WHAT IS REQUIRED: Find all lines in the listing that include the word "watermark", then copy them.

INPUT FOR THIS TASK:
____
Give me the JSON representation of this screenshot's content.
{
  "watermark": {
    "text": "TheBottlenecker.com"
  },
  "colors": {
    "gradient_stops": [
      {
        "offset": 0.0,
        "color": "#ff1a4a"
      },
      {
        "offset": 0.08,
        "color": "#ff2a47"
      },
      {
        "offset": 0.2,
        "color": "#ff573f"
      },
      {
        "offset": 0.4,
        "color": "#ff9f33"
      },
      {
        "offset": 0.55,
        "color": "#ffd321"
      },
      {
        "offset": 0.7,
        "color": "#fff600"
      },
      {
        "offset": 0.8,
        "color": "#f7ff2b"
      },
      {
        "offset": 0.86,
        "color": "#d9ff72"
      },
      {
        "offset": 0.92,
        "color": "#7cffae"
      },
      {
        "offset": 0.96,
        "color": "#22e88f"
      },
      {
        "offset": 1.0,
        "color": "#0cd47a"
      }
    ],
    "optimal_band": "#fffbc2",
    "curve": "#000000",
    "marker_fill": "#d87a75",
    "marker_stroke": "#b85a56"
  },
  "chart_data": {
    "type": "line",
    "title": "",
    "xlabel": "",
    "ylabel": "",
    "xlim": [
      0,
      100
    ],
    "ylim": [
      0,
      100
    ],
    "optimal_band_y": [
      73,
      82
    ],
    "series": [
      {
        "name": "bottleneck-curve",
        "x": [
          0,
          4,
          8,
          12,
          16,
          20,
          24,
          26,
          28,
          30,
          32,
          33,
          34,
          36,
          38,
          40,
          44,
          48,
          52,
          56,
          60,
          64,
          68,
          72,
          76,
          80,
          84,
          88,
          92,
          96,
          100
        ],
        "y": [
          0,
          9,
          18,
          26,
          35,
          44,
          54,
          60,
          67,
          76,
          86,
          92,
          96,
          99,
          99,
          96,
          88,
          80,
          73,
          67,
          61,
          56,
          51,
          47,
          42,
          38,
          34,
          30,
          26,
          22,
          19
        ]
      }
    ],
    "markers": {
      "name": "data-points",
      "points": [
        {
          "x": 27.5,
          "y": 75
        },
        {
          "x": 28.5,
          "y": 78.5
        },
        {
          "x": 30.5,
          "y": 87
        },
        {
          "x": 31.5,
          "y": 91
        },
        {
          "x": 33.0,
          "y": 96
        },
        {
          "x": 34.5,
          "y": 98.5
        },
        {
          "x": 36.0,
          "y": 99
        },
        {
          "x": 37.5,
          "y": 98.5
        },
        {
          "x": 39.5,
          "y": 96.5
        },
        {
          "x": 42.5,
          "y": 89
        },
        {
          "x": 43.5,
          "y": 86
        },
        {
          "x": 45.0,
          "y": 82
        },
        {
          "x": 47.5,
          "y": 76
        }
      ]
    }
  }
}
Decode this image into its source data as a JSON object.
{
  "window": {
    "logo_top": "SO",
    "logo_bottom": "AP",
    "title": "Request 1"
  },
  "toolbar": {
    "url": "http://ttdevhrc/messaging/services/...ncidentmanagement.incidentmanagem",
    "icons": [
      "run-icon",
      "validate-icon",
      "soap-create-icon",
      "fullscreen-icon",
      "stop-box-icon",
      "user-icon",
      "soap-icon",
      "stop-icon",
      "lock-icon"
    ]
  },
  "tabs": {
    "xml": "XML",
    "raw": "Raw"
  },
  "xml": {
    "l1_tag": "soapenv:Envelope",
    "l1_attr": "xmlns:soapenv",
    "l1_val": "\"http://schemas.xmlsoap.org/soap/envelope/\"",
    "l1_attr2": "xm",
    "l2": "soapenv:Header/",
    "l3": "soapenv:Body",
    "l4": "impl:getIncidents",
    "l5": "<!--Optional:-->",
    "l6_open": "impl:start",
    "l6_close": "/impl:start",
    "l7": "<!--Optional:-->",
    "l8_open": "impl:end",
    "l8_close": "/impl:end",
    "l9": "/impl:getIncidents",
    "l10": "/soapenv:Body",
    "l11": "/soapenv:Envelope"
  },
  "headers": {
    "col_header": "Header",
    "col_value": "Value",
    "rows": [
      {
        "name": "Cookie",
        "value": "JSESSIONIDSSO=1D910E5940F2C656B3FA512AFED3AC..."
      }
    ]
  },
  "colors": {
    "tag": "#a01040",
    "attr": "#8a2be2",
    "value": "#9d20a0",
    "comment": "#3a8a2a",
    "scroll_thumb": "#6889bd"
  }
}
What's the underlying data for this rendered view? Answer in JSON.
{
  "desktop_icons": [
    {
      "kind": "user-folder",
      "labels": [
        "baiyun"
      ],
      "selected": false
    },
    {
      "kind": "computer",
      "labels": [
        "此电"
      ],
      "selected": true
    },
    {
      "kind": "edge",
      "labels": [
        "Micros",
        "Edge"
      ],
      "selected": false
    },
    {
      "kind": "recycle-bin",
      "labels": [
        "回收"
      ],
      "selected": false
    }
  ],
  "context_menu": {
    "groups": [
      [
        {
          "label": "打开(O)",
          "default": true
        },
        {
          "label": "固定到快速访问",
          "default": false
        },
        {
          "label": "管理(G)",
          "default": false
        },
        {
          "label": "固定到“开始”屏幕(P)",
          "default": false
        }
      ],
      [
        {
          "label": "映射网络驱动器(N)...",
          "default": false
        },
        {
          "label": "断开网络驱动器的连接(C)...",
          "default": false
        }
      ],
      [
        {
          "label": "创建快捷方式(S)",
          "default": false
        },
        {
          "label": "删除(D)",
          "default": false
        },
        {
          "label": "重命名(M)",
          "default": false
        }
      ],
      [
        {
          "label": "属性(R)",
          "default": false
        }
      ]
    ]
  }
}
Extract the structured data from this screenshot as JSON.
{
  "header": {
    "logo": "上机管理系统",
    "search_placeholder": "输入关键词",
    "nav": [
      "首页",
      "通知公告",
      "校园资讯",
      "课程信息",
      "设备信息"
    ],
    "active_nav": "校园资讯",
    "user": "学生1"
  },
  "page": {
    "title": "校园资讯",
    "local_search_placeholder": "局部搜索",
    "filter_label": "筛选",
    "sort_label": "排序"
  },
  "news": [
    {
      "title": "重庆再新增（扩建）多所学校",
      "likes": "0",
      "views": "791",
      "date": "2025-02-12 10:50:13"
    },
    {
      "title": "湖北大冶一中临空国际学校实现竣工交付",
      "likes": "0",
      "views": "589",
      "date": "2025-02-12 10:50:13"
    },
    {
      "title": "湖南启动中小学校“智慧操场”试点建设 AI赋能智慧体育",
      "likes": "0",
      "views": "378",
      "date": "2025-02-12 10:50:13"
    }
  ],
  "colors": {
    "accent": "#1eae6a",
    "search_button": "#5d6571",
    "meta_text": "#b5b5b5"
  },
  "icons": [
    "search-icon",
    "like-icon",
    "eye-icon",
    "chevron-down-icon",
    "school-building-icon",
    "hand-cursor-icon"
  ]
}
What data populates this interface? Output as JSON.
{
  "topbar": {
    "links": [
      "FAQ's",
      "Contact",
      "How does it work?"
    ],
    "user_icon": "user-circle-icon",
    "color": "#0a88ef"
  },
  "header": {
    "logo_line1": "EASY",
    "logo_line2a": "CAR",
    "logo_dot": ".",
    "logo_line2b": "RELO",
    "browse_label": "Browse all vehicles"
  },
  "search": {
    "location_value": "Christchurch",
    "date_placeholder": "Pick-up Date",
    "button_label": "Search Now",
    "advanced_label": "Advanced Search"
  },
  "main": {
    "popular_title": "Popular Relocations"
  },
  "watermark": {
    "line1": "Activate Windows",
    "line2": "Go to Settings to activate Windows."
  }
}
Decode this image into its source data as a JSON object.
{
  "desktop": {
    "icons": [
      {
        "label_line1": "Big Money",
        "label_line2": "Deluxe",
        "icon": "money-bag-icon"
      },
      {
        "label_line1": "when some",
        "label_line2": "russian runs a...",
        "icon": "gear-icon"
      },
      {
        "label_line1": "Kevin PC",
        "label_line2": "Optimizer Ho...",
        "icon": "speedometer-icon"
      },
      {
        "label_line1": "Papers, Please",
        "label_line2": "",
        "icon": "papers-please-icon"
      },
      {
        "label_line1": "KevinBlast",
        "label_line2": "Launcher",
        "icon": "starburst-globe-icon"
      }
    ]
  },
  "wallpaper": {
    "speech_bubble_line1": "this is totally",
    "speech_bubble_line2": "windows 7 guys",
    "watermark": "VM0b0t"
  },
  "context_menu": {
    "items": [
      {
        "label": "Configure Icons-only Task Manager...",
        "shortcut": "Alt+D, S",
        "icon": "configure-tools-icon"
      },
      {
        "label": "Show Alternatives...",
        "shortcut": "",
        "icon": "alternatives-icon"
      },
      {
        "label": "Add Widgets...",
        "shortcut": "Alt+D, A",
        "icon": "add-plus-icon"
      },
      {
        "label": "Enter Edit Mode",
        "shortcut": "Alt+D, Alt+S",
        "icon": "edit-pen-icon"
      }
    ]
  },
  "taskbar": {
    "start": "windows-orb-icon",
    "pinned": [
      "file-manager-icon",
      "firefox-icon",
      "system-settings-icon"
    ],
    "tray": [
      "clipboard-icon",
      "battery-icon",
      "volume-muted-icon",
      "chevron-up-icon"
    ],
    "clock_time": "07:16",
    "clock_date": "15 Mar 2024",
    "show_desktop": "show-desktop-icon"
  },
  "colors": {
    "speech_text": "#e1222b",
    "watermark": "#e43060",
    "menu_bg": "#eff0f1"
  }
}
____
SOLUTION:
  "watermark": {
  "watermark": {
    "watermark": "VM0b0t"
    "watermark": "#e43060",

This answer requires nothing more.